**What is required**
Wherever the string "histSST" shows up in a line, count that line. Give the total alone.

____

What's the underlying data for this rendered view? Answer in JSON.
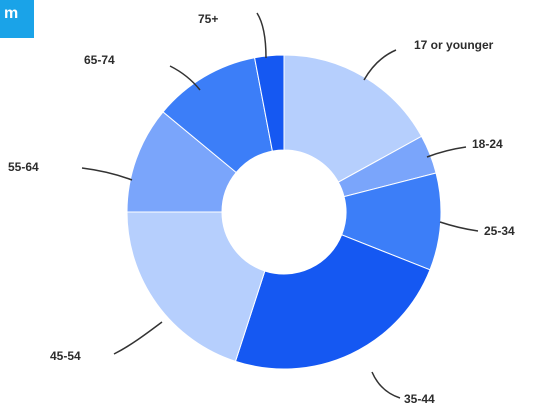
{
  "corner_badge": {
    "text": "m"
  },
  "chart_data": {
    "type": "pie",
    "donut": true,
    "categories": [
      "17 or younger",
      "18-24",
      "25-34",
      "35-44",
      "45-54",
      "55-64",
      "65-74",
      "75+"
    ],
    "values": [
      17,
      4,
      10,
      24,
      20,
      11,
      11,
      3
    ],
    "colors": [
      "#b6cffd",
      "#7aa5fb",
      "#3c7ef8",
      "#1558f2",
      "#b6cffd",
      "#7aa5fb",
      "#3c7ef8",
      "#1558f2"
    ],
    "title": "",
    "legend": "none",
    "label_position": "outside with leader lines"
  }
}
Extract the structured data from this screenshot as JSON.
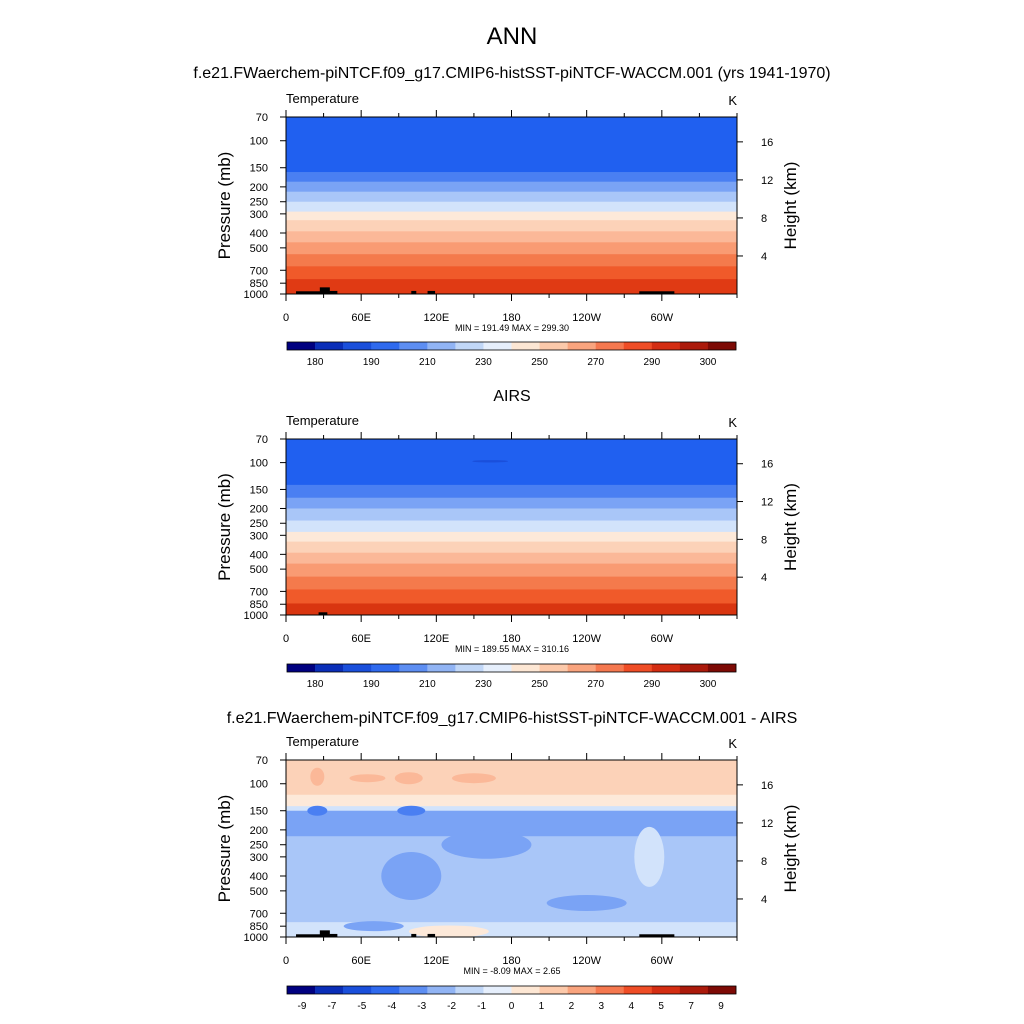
{
  "page_title": "ANN",
  "chart_data": [
    {
      "type": "heatmap",
      "title": "f.e21.FWaerchem-piNTCF.f09_g17.CMIP6-histSST-piNTCF-WACCM.001 (yrs 1941-1970)",
      "variable": "Temperature",
      "units": "K",
      "xlabel": "",
      "ylabel": "Pressure (mb)",
      "ylabel_right": "Height (km)",
      "x_ticks": [
        "0",
        "60E",
        "120E",
        "180",
        "120W",
        "60W"
      ],
      "x_tick_lon": [
        0,
        60,
        120,
        180,
        240,
        300
      ],
      "xlim": [
        0,
        360
      ],
      "y_ticks": [
        70,
        100,
        150,
        200,
        250,
        300,
        400,
        500,
        700,
        850,
        1000
      ],
      "ylim": [
        1000,
        70
      ],
      "height_ticks": [
        4,
        8,
        12,
        16
      ],
      "min": 191.49,
      "max": 299.3,
      "stats_label": "MIN = 191.49  MAX = 299.30",
      "colorbar_labels": [
        "180",
        "190",
        "210",
        "230",
        "250",
        "270",
        "290",
        "300"
      ],
      "colorbar_colors": [
        "#000080",
        "#0a2eb8",
        "#1a4fdb",
        "#2f6aee",
        "#5d8ef2",
        "#91b4f4",
        "#c1d7f7",
        "#e6effc",
        "#fde7d4",
        "#fcc9aa",
        "#f9a47e",
        "#f5784f",
        "#ef4d26",
        "#d42d12",
        "#ab1a0b",
        "#7d0a05"
      ],
      "bands": [
        {
          "p_top": 70,
          "p_bot": 160,
          "color": "#2060f0"
        },
        {
          "p_top": 160,
          "p_bot": 185,
          "color": "#4a7ff2"
        },
        {
          "p_top": 185,
          "p_bot": 215,
          "color": "#7aa3f5"
        },
        {
          "p_top": 215,
          "p_bot": 250,
          "color": "#a9c6f8"
        },
        {
          "p_top": 250,
          "p_bot": 290,
          "color": "#d2e3fb"
        },
        {
          "p_top": 290,
          "p_bot": 330,
          "color": "#fde9d9"
        },
        {
          "p_top": 330,
          "p_bot": 390,
          "color": "#fcd2b8"
        },
        {
          "p_top": 390,
          "p_bot": 460,
          "color": "#fbb898"
        },
        {
          "p_top": 460,
          "p_bot": 550,
          "color": "#f99b73"
        },
        {
          "p_top": 550,
          "p_bot": 660,
          "color": "#f47a4c"
        },
        {
          "p_top": 660,
          "p_bot": 800,
          "color": "#f05a2a"
        },
        {
          "p_top": 800,
          "p_bot": 1000,
          "color": "#e03a14"
        }
      ],
      "topography": [
        {
          "lon_start": 8,
          "lon_end": 40,
          "p": 960
        },
        {
          "lon_start": 27,
          "lon_end": 35,
          "p": 905
        },
        {
          "lon_start": 35,
          "lon_end": 41,
          "p": 955
        },
        {
          "lon_start": 100,
          "lon_end": 104,
          "p": 955
        },
        {
          "lon_start": 113,
          "lon_end": 119,
          "p": 955
        },
        {
          "lon_start": 282,
          "lon_end": 310,
          "p": 960
        }
      ]
    },
    {
      "type": "heatmap",
      "title": "AIRS",
      "variable": "Temperature",
      "units": "K",
      "xlabel": "",
      "ylabel": "Pressure (mb)",
      "ylabel_right": "Height (km)",
      "x_ticks": [
        "0",
        "60E",
        "120E",
        "180",
        "120W",
        "60W"
      ],
      "x_tick_lon": [
        0,
        60,
        120,
        180,
        240,
        300
      ],
      "xlim": [
        0,
        360
      ],
      "y_ticks": [
        70,
        100,
        150,
        200,
        250,
        300,
        400,
        500,
        700,
        850,
        1000
      ],
      "ylim": [
        1000,
        70
      ],
      "height_ticks": [
        4,
        8,
        12,
        16
      ],
      "min": 189.55,
      "max": 310.16,
      "stats_label": "MIN = 189.55  MAX = 310.16",
      "colorbar_labels": [
        "180",
        "190",
        "210",
        "230",
        "250",
        "270",
        "290",
        "300"
      ],
      "colorbar_colors": [
        "#000080",
        "#0a2eb8",
        "#1a4fdb",
        "#2f6aee",
        "#5d8ef2",
        "#91b4f4",
        "#c1d7f7",
        "#e6effc",
        "#fde7d4",
        "#fcc9aa",
        "#f9a47e",
        "#f5784f",
        "#ef4d26",
        "#d42d12",
        "#ab1a0b",
        "#7d0a05"
      ],
      "bands": [
        {
          "p_top": 70,
          "p_bot": 140,
          "color": "#2060f0"
        },
        {
          "p_top": 140,
          "p_bot": 170,
          "color": "#4a7ff2"
        },
        {
          "p_top": 170,
          "p_bot": 200,
          "color": "#7aa3f5"
        },
        {
          "p_top": 200,
          "p_bot": 240,
          "color": "#a9c6f8"
        },
        {
          "p_top": 240,
          "p_bot": 285,
          "color": "#d2e3fb"
        },
        {
          "p_top": 285,
          "p_bot": 330,
          "color": "#fde9d9"
        },
        {
          "p_top": 330,
          "p_bot": 390,
          "color": "#fcd2b8"
        },
        {
          "p_top": 390,
          "p_bot": 460,
          "color": "#fbb898"
        },
        {
          "p_top": 460,
          "p_bot": 560,
          "color": "#f99b73"
        },
        {
          "p_top": 560,
          "p_bot": 680,
          "color": "#f47a4c"
        },
        {
          "p_top": 680,
          "p_bot": 840,
          "color": "#f05a2a"
        },
        {
          "p_top": 840,
          "p_bot": 1000,
          "color": "#d93510"
        }
      ],
      "topography": [
        {
          "lon_start": 26,
          "lon_end": 33,
          "p": 960
        }
      ]
    },
    {
      "type": "heatmap",
      "title": "f.e21.FWaerchem-piNTCF.f09_g17.CMIP6-histSST-piNTCF-WACCM.001 - AIRS",
      "variable": "Temperature",
      "units": "K",
      "xlabel": "",
      "ylabel": "Pressure (mb)",
      "ylabel_right": "Height (km)",
      "x_ticks": [
        "0",
        "60E",
        "120E",
        "180",
        "120W",
        "60W"
      ],
      "x_tick_lon": [
        0,
        60,
        120,
        180,
        240,
        300
      ],
      "xlim": [
        0,
        360
      ],
      "y_ticks": [
        70,
        100,
        150,
        200,
        250,
        300,
        400,
        500,
        700,
        850,
        1000
      ],
      "ylim": [
        1000,
        70
      ],
      "height_ticks": [
        4,
        8,
        12,
        16
      ],
      "min": -8.09,
      "max": 2.65,
      "stats_label": "MIN =  -8.09  MAX =   2.65",
      "colorbar_labels": [
        "-9",
        "-7",
        "-5",
        "-4",
        "-3",
        "-2",
        "-1",
        "0",
        "1",
        "2",
        "3",
        "4",
        "5",
        "7",
        "9"
      ],
      "colorbar_colors": [
        "#000080",
        "#0a2eb8",
        "#1a4fdb",
        "#2f6aee",
        "#5d8ef2",
        "#91b4f4",
        "#c1d7f7",
        "#e6effc",
        "#fde7d4",
        "#fcc9aa",
        "#f9a47e",
        "#f5784f",
        "#ef4d26",
        "#d42d12",
        "#ab1a0b",
        "#7d0a05"
      ],
      "bands": [
        {
          "p_top": 70,
          "p_bot": 118,
          "color": "#fcd2b8"
        },
        {
          "p_top": 118,
          "p_bot": 140,
          "color": "#fde9d9"
        },
        {
          "p_top": 140,
          "p_bot": 150,
          "color": "#d2e3fb"
        },
        {
          "p_top": 150,
          "p_bot": 220,
          "color": "#7aa3f5"
        },
        {
          "p_top": 220,
          "p_bot": 800,
          "color": "#a9c6f8"
        },
        {
          "p_top": 800,
          "p_bot": 1000,
          "color": "#d2e3fb"
        }
      ],
      "topography": [
        {
          "lon_start": 8,
          "lon_end": 40,
          "p": 960
        },
        {
          "lon_start": 27,
          "lon_end": 35,
          "p": 905
        },
        {
          "lon_start": 35,
          "lon_end": 41,
          "p": 955
        },
        {
          "lon_start": 100,
          "lon_end": 104,
          "p": 955
        },
        {
          "lon_start": 113,
          "lon_end": 119,
          "p": 955
        },
        {
          "lon_start": 282,
          "lon_end": 310,
          "p": 960
        }
      ]
    }
  ]
}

____

**Task response**
2